What to produce |
In the records below, pick out all lines containing the word "spatially".

— Start —

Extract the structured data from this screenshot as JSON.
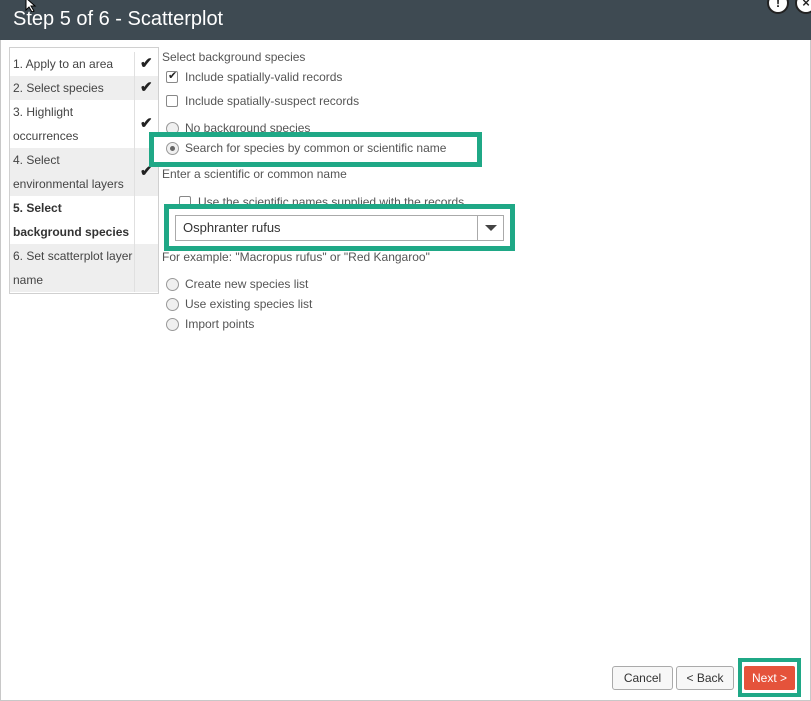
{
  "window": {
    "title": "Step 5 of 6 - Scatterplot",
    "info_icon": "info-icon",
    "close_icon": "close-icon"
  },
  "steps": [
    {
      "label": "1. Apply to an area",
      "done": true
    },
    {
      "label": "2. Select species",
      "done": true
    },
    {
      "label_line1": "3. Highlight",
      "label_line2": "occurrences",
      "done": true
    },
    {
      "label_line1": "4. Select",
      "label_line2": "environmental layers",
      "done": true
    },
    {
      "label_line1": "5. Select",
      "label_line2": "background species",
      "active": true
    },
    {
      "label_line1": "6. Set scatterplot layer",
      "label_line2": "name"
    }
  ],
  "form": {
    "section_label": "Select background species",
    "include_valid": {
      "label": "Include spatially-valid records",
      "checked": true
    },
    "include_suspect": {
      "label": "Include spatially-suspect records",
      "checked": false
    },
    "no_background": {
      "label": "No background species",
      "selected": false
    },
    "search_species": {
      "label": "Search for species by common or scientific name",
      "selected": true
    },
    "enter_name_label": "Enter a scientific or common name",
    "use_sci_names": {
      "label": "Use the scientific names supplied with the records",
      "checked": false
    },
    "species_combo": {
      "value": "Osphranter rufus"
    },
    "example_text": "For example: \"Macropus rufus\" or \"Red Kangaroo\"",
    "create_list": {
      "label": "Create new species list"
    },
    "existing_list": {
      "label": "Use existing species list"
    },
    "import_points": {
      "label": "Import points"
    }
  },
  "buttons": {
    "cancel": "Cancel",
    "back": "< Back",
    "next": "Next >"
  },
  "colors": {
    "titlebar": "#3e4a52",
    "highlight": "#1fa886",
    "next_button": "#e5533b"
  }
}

— End —
— Start —

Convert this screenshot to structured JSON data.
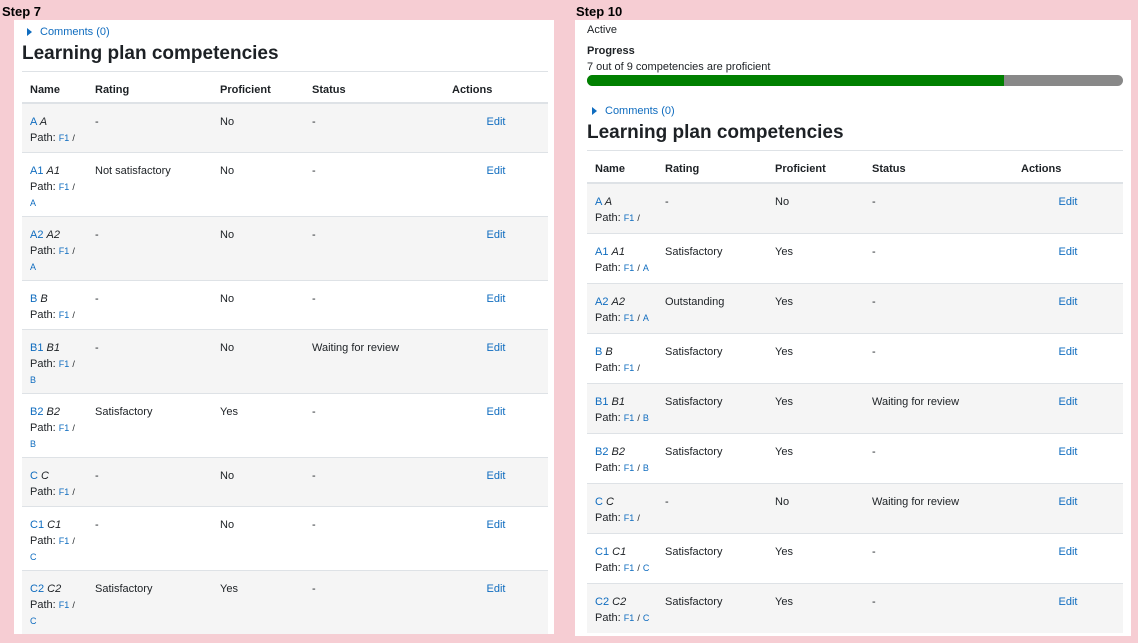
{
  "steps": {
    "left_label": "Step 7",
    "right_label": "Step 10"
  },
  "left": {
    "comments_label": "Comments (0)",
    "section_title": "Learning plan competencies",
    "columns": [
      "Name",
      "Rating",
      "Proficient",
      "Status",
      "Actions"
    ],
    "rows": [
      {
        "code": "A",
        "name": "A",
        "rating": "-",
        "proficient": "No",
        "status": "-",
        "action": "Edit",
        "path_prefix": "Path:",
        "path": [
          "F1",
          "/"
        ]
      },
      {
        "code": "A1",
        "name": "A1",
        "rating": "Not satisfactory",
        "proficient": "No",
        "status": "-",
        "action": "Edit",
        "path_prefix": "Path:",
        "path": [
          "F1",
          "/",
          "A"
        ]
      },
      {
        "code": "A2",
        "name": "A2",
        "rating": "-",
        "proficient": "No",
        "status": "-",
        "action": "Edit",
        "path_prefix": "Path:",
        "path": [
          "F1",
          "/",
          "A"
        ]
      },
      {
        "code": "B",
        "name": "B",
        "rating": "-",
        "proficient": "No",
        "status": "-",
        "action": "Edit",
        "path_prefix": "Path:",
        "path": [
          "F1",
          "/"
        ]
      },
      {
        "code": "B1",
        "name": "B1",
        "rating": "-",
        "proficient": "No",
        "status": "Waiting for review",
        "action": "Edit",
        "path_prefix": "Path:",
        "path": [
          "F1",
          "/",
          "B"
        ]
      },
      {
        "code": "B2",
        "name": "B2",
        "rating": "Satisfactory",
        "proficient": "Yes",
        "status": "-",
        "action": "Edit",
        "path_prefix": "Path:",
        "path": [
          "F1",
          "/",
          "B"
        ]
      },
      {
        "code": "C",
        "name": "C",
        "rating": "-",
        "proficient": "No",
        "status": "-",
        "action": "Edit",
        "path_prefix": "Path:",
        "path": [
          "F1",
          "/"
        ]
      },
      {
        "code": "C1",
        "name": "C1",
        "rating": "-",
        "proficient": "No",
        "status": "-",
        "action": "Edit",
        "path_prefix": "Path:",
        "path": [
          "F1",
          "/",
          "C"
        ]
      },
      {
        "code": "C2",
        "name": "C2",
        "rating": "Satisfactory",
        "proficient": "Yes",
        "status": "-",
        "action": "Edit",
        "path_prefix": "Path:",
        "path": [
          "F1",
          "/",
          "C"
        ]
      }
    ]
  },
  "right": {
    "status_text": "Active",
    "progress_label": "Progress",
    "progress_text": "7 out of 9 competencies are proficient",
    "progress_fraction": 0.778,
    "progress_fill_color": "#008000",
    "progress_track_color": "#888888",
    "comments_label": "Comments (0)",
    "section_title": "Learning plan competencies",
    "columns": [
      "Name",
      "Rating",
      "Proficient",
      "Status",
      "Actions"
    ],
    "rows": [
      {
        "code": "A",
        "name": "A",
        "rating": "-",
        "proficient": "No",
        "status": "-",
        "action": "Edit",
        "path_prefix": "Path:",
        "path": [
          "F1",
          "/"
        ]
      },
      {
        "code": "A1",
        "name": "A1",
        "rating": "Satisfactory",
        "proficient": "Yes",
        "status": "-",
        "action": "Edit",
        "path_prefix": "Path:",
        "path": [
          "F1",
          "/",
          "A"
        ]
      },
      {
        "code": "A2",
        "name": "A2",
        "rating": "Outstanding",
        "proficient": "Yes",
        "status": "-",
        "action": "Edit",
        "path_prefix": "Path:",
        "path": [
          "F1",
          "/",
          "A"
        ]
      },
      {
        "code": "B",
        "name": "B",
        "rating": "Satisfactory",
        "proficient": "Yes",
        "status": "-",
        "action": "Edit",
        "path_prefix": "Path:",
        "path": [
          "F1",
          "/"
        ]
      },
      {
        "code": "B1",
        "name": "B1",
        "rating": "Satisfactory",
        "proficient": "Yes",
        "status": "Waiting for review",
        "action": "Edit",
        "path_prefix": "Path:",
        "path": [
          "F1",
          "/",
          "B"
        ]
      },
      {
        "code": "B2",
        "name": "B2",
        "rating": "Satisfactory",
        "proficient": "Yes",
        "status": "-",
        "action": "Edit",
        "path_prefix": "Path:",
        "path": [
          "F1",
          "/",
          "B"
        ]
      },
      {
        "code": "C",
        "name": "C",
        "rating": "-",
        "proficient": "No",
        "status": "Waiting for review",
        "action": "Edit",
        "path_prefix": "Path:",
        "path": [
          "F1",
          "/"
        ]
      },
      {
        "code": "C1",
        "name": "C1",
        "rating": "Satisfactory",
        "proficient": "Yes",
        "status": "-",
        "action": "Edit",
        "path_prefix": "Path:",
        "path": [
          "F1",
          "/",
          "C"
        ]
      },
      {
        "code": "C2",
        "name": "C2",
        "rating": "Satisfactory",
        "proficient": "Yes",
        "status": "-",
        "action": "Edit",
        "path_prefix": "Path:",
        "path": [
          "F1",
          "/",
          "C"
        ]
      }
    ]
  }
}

— End —

Answer for the task |
      "label": "Include spatially-valid records",
      "label": "Include spatially-suspect records",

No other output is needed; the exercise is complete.